━━━━━ Raw data ━━━━━

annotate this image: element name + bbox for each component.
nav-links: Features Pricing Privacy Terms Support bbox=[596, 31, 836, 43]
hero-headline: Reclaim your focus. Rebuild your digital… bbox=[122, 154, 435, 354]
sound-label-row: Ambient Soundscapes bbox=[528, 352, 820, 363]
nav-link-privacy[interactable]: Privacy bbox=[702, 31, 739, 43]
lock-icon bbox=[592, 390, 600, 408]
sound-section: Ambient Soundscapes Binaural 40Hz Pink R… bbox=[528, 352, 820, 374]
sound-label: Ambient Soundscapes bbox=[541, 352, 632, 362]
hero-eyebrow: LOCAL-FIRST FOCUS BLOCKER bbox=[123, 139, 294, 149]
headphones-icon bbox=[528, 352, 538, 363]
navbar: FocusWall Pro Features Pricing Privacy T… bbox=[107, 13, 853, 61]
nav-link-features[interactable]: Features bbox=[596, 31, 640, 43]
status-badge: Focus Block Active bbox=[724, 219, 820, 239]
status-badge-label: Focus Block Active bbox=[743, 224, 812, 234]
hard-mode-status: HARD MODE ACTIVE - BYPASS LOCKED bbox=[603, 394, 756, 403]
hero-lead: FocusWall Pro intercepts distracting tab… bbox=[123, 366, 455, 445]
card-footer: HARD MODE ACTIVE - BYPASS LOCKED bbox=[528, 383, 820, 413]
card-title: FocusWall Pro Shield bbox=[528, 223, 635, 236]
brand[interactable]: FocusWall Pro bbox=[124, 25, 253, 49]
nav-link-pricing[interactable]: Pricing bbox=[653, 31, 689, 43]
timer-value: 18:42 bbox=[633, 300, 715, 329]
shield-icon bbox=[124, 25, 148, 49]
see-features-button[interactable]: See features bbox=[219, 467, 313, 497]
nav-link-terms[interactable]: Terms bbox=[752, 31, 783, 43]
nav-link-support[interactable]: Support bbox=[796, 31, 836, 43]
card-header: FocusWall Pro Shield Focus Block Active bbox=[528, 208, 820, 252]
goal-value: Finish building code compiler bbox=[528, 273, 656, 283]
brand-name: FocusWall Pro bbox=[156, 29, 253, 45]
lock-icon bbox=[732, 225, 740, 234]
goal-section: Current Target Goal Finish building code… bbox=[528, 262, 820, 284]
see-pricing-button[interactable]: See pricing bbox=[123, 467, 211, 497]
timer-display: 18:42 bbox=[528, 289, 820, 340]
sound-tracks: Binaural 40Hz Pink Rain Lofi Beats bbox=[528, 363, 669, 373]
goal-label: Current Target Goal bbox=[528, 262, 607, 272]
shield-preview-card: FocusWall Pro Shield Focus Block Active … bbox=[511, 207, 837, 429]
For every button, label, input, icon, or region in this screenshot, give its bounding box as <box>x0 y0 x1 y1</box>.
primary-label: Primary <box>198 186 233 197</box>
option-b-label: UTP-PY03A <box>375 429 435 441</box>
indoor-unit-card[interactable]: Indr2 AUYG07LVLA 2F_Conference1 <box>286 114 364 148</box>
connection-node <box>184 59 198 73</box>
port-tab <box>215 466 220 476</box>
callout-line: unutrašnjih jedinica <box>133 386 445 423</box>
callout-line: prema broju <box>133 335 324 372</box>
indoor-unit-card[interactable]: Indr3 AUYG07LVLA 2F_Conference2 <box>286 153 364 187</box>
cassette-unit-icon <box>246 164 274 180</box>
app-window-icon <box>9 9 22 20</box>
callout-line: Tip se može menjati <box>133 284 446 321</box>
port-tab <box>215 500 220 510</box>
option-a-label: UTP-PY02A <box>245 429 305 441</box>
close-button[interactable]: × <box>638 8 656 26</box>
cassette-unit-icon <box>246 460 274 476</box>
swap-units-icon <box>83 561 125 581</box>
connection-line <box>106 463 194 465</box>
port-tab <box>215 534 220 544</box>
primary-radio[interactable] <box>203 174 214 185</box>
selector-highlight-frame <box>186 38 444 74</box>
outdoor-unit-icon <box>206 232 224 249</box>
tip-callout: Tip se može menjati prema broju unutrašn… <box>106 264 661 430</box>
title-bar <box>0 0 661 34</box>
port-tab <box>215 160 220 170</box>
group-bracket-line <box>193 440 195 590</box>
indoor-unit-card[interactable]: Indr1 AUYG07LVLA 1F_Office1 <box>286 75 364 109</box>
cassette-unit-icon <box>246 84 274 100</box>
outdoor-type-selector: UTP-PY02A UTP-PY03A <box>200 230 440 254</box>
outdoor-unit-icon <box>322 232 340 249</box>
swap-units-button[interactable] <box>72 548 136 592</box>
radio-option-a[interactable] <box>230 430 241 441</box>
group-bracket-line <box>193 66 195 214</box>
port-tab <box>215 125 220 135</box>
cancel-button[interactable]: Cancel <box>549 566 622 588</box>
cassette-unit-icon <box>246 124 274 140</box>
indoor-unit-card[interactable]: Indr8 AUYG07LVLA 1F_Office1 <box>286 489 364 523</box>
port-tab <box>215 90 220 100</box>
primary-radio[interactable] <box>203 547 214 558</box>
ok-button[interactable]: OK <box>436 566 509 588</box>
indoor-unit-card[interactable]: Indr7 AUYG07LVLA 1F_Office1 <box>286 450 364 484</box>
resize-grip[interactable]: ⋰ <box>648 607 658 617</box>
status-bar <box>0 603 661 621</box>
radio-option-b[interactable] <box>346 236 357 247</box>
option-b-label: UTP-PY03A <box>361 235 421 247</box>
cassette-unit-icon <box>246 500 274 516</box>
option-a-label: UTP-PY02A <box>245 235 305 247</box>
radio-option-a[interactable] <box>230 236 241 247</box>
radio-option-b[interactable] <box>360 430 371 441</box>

━━━━━

» What to work on
Extract each line from the records above that contains the string "group".

» Correct result
group-bracket-line <box>193 440 195 590</box>
group-bracket-line <box>193 66 195 214</box>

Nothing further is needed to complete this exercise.